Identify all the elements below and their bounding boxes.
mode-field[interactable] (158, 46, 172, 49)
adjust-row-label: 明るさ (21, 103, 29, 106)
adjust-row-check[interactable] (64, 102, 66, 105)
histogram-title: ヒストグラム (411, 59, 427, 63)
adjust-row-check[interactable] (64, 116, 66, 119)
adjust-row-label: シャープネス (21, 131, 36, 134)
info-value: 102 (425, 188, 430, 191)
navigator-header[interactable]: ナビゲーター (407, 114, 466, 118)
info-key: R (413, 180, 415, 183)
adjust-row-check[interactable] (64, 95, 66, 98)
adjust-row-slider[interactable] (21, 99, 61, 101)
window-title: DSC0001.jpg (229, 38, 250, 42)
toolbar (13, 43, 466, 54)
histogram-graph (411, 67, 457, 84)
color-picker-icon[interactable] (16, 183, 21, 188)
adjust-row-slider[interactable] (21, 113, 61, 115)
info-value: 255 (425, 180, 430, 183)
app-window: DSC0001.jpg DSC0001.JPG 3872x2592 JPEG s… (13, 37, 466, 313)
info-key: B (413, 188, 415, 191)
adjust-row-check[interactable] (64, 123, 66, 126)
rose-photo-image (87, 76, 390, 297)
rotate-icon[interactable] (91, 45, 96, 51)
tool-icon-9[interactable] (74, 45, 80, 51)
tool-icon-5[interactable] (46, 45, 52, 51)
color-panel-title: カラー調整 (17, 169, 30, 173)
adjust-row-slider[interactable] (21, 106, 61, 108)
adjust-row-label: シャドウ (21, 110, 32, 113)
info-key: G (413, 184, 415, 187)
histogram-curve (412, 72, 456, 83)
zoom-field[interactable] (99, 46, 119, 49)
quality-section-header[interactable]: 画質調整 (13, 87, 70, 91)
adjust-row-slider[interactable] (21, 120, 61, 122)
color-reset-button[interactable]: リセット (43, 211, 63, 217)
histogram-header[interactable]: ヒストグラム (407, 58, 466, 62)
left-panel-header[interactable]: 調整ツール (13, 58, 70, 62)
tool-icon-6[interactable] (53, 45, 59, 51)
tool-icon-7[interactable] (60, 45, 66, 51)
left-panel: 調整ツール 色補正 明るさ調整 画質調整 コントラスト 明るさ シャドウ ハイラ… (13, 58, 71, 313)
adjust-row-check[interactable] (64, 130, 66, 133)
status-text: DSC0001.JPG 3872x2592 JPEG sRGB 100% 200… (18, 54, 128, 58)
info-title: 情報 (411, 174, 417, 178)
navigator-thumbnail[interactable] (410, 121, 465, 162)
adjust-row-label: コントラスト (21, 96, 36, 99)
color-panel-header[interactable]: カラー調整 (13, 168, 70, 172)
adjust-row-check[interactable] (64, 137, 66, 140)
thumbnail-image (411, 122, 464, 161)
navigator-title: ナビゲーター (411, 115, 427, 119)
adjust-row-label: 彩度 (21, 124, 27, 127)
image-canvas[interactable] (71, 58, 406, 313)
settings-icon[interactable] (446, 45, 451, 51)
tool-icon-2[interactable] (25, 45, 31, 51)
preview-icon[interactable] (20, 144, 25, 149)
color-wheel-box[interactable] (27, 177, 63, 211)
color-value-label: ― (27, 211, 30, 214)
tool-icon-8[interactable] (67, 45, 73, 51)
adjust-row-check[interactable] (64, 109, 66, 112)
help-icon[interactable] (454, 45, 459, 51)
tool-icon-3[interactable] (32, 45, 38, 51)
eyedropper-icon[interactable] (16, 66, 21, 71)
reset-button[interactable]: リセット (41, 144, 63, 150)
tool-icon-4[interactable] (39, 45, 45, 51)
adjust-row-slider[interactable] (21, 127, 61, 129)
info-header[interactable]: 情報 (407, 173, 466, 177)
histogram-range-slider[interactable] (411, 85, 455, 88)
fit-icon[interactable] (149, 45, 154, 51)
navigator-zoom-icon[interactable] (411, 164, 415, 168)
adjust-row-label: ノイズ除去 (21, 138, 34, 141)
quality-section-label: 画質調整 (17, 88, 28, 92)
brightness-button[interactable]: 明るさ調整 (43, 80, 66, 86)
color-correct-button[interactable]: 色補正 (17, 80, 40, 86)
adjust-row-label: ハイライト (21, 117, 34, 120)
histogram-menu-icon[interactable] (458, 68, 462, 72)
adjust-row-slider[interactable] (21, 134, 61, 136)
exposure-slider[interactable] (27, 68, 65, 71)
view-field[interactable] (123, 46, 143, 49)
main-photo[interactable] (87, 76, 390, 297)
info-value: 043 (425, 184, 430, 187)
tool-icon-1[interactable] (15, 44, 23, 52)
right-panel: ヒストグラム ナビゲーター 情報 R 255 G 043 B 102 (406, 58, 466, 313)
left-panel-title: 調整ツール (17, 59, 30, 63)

+===+

== What is expected ==
Copy the listing word for word, beginning with its first line and stopping after the line that contains "adjust-row-check[interactable] (64, 123, 66, 126)".

== The output ==
Identify all the elements below and their bounding boxes.
mode-field[interactable] (158, 46, 172, 49)
adjust-row-label: 明るさ (21, 103, 29, 106)
adjust-row-check[interactable] (64, 102, 66, 105)
histogram-title: ヒストグラム (411, 59, 427, 63)
adjust-row-check[interactable] (64, 116, 66, 119)
adjust-row-label: シャープネス (21, 131, 36, 134)
info-value: 102 (425, 188, 430, 191)
navigator-header[interactable]: ナビゲーター (407, 114, 466, 118)
info-key: R (413, 180, 415, 183)
adjust-row-check[interactable] (64, 95, 66, 98)
adjust-row-slider[interactable] (21, 99, 61, 101)
window-title: DSC0001.jpg (229, 38, 250, 42)
toolbar (13, 43, 466, 54)
histogram-graph (411, 67, 457, 84)
color-picker-icon[interactable] (16, 183, 21, 188)
adjust-row-slider[interactable] (21, 113, 61, 115)
info-value: 255 (425, 180, 430, 183)
app-window: DSC0001.jpg DSC0001.JPG 3872x2592 JPEG s… (13, 37, 466, 313)
info-key: B (413, 188, 415, 191)
adjust-row-check[interactable] (64, 123, 66, 126)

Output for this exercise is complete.